Stored data

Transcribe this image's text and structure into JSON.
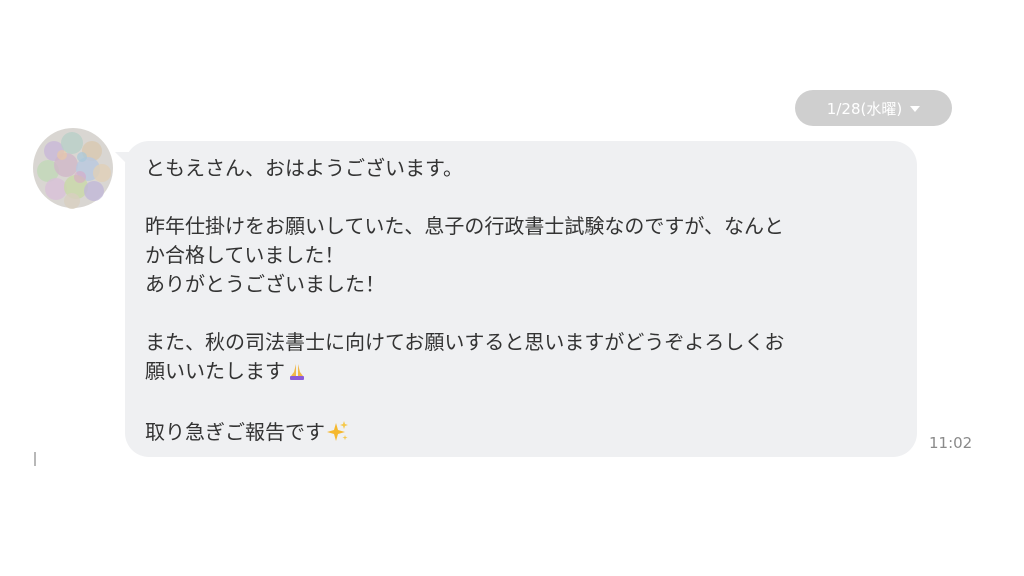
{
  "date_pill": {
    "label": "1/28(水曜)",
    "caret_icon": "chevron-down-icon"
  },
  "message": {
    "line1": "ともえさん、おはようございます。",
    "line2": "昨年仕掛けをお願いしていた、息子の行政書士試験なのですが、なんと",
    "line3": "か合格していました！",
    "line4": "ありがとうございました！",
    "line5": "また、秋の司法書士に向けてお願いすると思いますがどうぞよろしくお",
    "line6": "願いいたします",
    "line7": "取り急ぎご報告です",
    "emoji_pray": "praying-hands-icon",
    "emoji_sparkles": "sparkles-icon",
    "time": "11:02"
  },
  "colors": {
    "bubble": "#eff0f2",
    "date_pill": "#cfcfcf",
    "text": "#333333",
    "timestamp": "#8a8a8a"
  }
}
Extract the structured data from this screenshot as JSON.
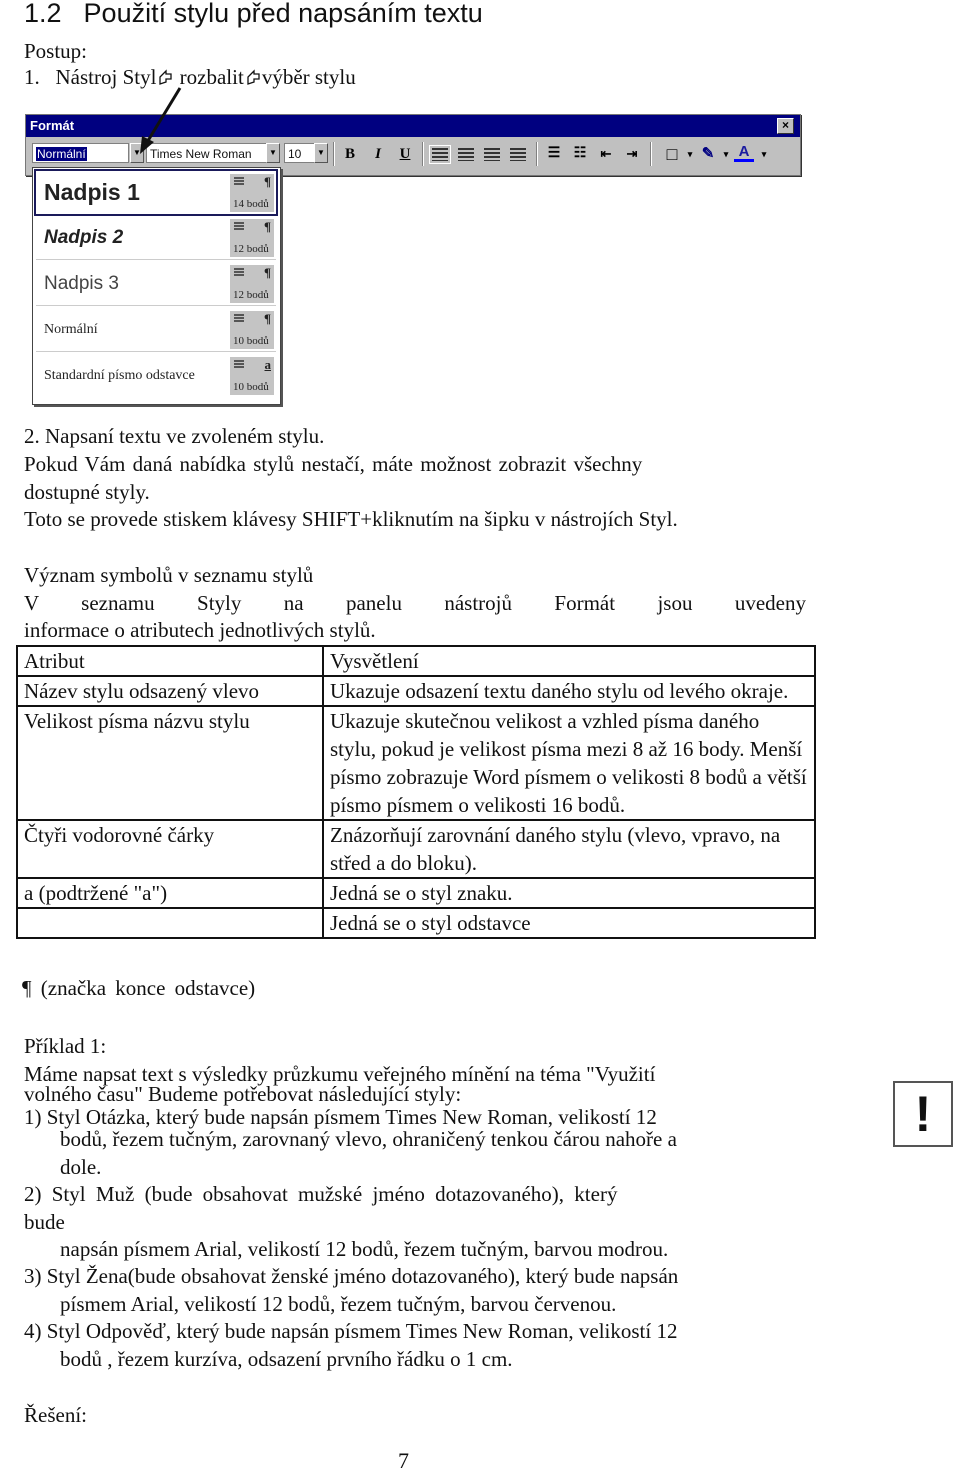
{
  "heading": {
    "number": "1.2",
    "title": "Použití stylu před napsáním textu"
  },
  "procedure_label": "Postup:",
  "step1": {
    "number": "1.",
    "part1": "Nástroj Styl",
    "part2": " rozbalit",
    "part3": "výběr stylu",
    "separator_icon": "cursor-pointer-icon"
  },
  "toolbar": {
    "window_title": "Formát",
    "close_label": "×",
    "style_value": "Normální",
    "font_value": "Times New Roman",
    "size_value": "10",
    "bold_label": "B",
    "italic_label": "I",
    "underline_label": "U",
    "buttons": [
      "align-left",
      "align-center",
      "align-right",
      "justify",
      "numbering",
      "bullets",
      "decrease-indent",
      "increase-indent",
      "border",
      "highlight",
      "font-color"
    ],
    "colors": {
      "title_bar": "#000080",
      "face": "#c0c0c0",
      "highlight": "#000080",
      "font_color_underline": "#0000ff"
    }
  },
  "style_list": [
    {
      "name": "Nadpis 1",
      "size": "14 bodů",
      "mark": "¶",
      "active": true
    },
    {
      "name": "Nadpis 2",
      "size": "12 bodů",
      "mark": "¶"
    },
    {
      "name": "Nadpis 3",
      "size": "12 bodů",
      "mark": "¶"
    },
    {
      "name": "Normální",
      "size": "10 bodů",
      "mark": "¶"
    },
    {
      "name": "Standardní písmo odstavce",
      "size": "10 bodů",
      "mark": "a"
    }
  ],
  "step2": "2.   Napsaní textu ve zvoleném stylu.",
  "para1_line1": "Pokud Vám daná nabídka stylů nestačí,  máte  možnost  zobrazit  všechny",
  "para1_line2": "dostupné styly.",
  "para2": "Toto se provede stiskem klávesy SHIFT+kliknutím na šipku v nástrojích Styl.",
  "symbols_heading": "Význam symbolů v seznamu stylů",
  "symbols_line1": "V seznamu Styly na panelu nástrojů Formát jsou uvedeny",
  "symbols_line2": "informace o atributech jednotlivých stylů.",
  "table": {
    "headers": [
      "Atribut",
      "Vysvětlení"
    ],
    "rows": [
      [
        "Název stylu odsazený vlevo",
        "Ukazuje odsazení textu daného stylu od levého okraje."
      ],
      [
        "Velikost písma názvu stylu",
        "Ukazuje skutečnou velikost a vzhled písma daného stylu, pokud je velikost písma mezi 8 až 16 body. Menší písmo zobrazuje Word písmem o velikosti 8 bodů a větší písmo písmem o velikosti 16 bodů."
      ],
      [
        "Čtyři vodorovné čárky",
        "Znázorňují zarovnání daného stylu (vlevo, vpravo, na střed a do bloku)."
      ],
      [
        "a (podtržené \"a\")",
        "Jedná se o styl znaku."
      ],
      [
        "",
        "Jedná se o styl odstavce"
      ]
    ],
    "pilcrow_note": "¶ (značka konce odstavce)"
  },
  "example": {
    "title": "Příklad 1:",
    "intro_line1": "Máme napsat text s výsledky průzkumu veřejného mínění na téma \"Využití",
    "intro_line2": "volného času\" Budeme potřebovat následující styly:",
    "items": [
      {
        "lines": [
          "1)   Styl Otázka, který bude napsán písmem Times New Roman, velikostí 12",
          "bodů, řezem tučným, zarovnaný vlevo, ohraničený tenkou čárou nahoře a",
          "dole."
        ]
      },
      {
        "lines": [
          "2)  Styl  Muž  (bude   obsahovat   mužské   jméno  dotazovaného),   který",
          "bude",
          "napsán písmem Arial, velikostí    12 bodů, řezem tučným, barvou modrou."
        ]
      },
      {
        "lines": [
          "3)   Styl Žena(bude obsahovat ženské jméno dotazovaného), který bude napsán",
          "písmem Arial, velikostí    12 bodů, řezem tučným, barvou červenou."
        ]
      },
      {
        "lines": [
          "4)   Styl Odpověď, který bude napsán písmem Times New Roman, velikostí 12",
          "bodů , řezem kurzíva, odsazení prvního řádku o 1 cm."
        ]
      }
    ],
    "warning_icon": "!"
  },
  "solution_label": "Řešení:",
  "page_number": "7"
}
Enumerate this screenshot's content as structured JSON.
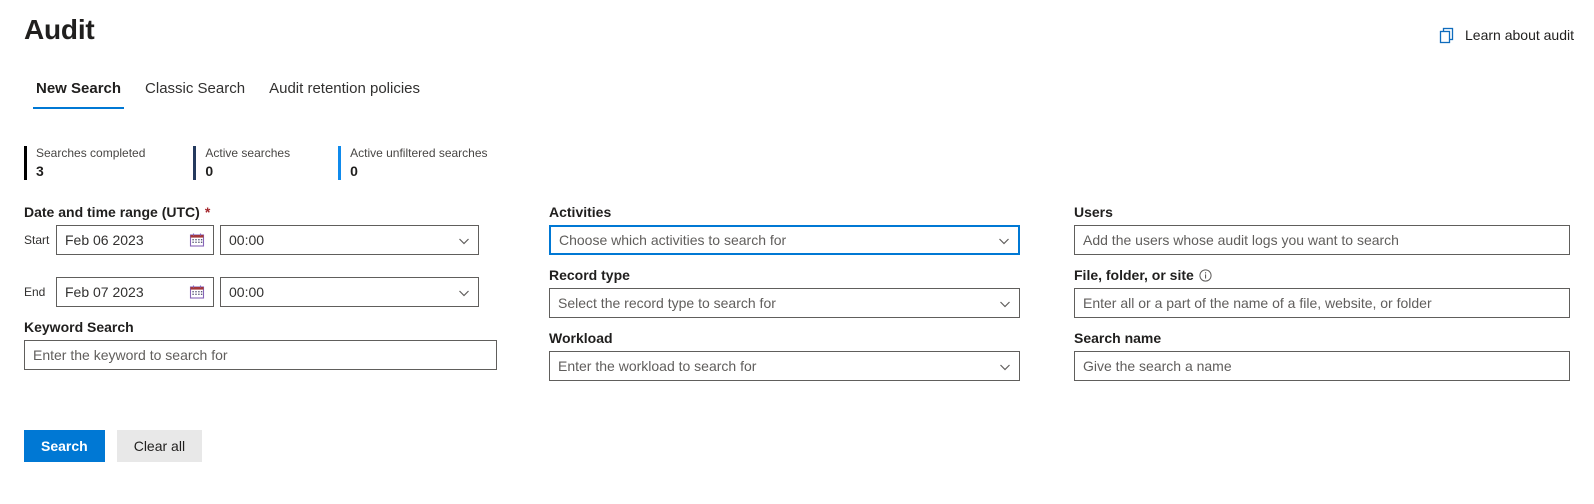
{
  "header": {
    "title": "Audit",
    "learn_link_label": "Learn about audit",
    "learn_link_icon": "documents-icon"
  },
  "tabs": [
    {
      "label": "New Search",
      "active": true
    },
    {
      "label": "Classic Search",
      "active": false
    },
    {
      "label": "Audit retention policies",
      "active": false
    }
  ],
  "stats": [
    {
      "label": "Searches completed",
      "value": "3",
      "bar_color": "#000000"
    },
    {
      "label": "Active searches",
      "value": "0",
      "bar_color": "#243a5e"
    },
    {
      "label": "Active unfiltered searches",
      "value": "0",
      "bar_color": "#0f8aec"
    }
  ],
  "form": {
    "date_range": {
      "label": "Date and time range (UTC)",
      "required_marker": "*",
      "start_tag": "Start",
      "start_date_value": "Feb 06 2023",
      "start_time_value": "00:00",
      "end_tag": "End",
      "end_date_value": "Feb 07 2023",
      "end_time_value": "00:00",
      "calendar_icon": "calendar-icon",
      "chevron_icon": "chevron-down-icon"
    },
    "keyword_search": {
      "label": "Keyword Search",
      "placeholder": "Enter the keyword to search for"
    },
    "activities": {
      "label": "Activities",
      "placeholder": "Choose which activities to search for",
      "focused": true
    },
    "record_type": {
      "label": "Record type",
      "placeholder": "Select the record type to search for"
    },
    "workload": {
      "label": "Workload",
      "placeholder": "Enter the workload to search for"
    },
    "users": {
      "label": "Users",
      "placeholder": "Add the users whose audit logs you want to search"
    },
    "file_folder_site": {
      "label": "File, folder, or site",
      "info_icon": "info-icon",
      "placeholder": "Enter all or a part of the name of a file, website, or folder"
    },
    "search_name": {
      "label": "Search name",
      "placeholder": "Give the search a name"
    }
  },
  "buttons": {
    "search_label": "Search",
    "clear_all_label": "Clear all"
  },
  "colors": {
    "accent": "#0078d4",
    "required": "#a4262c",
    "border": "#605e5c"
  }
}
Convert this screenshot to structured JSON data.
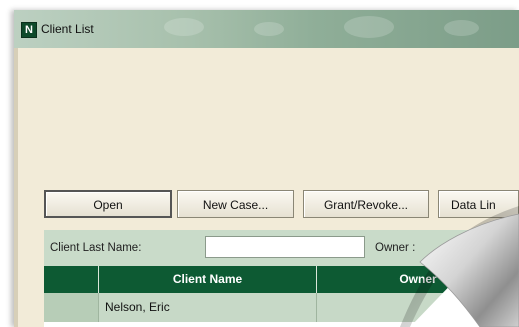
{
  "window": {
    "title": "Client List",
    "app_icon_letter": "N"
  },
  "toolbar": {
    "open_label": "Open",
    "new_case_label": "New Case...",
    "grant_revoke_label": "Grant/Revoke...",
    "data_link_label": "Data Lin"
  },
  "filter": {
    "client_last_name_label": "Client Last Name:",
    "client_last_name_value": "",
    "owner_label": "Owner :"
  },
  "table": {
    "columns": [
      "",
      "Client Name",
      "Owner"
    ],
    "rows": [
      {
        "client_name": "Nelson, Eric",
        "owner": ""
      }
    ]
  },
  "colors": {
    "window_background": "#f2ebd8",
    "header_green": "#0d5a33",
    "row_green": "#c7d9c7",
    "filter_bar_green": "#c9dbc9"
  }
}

* [WHAT THIS TASK INVOLVES]:
List every line in the records above that contains the word "Jedná".

* [OUTPUT FOR THIS TASK]:
        "Jedná se o styl znaku."
        "Jedná se o styl odstavce"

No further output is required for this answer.